* Given request *
Show each line that has the string "color" in it.

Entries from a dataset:
## BEGIN
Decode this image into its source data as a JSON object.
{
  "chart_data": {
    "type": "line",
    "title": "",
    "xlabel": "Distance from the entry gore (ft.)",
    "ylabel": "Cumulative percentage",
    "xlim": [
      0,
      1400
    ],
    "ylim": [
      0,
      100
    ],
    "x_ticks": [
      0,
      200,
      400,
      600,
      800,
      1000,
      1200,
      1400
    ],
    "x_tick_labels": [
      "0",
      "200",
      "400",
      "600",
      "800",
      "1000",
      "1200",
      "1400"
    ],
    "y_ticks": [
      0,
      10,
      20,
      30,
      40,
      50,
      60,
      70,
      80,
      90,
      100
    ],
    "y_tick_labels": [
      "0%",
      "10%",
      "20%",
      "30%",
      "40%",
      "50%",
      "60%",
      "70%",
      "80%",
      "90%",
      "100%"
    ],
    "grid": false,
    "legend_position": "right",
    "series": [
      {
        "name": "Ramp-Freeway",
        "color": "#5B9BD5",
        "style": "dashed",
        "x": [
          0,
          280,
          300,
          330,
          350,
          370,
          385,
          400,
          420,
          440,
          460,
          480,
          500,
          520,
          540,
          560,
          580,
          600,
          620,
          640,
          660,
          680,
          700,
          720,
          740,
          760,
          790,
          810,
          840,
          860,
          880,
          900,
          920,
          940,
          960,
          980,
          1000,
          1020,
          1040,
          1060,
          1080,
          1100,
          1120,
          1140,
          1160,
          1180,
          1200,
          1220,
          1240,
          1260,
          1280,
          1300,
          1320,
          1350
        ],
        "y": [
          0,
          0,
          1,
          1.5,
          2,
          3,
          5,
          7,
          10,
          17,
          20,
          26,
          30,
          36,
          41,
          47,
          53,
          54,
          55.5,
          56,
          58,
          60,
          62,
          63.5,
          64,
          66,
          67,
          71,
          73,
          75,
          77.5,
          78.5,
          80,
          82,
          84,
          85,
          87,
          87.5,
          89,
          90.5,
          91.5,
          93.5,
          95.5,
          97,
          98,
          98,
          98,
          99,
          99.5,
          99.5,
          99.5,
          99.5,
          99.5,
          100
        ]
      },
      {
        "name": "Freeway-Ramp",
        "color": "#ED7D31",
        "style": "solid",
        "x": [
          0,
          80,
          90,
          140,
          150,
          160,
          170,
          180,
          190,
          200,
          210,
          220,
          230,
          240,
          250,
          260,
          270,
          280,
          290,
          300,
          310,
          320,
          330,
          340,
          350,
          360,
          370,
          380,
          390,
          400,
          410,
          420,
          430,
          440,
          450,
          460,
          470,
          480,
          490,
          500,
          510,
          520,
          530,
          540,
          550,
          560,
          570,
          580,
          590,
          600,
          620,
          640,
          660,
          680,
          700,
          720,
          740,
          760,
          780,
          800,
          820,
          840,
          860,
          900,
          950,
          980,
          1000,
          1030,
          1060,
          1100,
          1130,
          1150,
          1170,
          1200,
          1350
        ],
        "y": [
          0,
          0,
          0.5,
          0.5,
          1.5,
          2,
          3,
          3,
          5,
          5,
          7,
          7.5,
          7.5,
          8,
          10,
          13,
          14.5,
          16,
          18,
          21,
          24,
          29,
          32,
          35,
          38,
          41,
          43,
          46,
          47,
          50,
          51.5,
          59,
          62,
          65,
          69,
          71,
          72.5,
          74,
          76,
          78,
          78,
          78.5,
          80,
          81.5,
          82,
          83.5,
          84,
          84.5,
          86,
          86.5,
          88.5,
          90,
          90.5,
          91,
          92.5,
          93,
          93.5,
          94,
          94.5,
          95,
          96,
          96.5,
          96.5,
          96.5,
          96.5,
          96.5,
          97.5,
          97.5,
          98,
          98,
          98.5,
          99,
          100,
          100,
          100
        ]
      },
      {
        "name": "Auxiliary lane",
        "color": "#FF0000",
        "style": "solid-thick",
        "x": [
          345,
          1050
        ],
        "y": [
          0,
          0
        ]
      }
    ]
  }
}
## END
* Solution to the problem *
        "color": "#5B9BD5",
        "color": "#ED7D31",
        "color": "#FF0000",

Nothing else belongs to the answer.